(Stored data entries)
────────────────────────────────────────
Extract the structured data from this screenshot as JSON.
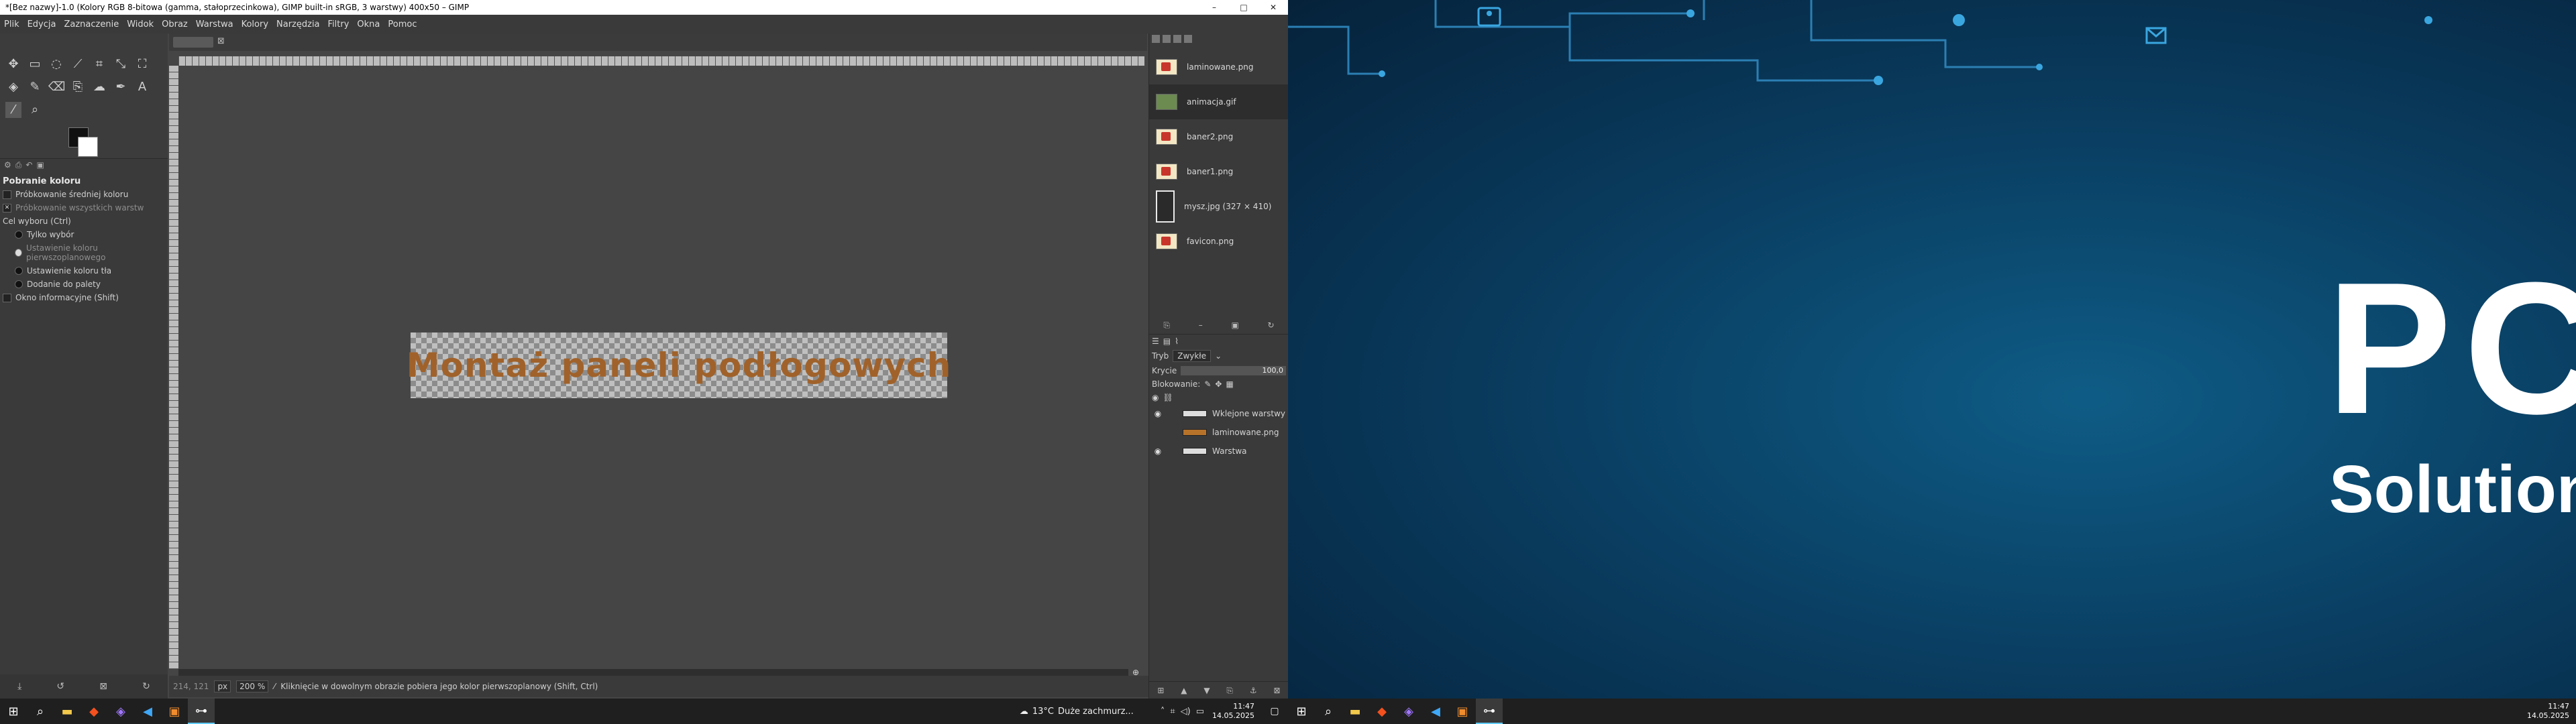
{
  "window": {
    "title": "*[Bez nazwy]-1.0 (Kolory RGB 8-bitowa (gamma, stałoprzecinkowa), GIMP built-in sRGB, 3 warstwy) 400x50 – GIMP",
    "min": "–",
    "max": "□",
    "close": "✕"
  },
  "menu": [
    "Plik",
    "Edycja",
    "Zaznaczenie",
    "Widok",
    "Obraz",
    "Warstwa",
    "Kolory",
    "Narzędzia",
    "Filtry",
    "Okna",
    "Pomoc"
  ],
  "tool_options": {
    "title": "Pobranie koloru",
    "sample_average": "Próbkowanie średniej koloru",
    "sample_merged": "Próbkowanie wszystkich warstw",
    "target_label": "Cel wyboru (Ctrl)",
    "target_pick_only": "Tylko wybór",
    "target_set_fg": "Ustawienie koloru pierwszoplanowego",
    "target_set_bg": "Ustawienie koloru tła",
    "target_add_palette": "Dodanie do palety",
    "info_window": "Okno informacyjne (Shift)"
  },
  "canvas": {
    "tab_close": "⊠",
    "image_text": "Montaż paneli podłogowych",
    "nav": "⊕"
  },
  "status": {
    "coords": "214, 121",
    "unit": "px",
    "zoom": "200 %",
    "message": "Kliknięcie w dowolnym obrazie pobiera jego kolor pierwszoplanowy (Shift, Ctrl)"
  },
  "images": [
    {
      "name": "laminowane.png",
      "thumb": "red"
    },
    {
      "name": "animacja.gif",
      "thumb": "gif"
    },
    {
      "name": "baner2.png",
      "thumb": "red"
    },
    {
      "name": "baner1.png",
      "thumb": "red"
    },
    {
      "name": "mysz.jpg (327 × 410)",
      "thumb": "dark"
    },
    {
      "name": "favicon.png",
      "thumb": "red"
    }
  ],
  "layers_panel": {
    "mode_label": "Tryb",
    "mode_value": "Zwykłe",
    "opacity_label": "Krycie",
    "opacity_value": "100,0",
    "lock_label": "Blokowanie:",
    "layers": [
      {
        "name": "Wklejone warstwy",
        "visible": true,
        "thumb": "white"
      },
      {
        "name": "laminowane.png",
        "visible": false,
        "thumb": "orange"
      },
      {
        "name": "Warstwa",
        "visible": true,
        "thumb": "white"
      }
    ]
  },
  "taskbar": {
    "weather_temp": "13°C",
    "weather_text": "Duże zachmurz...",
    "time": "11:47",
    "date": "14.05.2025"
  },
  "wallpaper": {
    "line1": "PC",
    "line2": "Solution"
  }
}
────────────────────────────────────────
Repeat the listing in full and exactly. Leave any pictures out.

Extract the structured data from this screenshot as JSON.
{
  "window": {
    "title": "*[Bez nazwy]-1.0 (Kolory RGB 8-bitowa (gamma, stałoprzecinkowa), GIMP built-in sRGB, 3 warstwy) 400x50 – GIMP",
    "min": "–",
    "max": "□",
    "close": "✕"
  },
  "menu": [
    "Plik",
    "Edycja",
    "Zaznaczenie",
    "Widok",
    "Obraz",
    "Warstwa",
    "Kolory",
    "Narzędzia",
    "Filtry",
    "Okna",
    "Pomoc"
  ],
  "tool_options": {
    "title": "Pobranie koloru",
    "sample_average": "Próbkowanie średniej koloru",
    "sample_merged": "Próbkowanie wszystkich warstw",
    "target_label": "Cel wyboru (Ctrl)",
    "target_pick_only": "Tylko wybór",
    "target_set_fg": "Ustawienie koloru pierwszoplanowego",
    "target_set_bg": "Ustawienie koloru tła",
    "target_add_palette": "Dodanie do palety",
    "info_window": "Okno informacyjne (Shift)"
  },
  "canvas": {
    "tab_close": "⊠",
    "image_text": "Montaż paneli podłogowych",
    "nav": "⊕"
  },
  "status": {
    "coords": "214, 121",
    "unit": "px",
    "zoom": "200 %",
    "message": "Kliknięcie w dowolnym obrazie pobiera jego kolor pierwszoplanowy (Shift, Ctrl)"
  },
  "images": [
    {
      "name": "laminowane.png",
      "thumb": "red"
    },
    {
      "name": "animacja.gif",
      "thumb": "gif"
    },
    {
      "name": "baner2.png",
      "thumb": "red"
    },
    {
      "name": "baner1.png",
      "thumb": "red"
    },
    {
      "name": "mysz.jpg (327 × 410)",
      "thumb": "dark"
    },
    {
      "name": "favicon.png",
      "thumb": "red"
    }
  ],
  "layers_panel": {
    "mode_label": "Tryb",
    "mode_value": "Zwykłe",
    "opacity_label": "Krycie",
    "opacity_value": "100,0",
    "lock_label": "Blokowanie:",
    "layers": [
      {
        "name": "Wklejone warstwy",
        "visible": true,
        "thumb": "white"
      },
      {
        "name": "laminowane.png",
        "visible": false,
        "thumb": "orange"
      },
      {
        "name": "Warstwa",
        "visible": true,
        "thumb": "white"
      }
    ]
  },
  "taskbar": {
    "weather_temp": "13°C",
    "weather_text": "Duże zachmurz...",
    "time": "11:47",
    "date": "14.05.2025"
  },
  "wallpaper": {
    "line1": "PC",
    "line2": "Solution"
  }
}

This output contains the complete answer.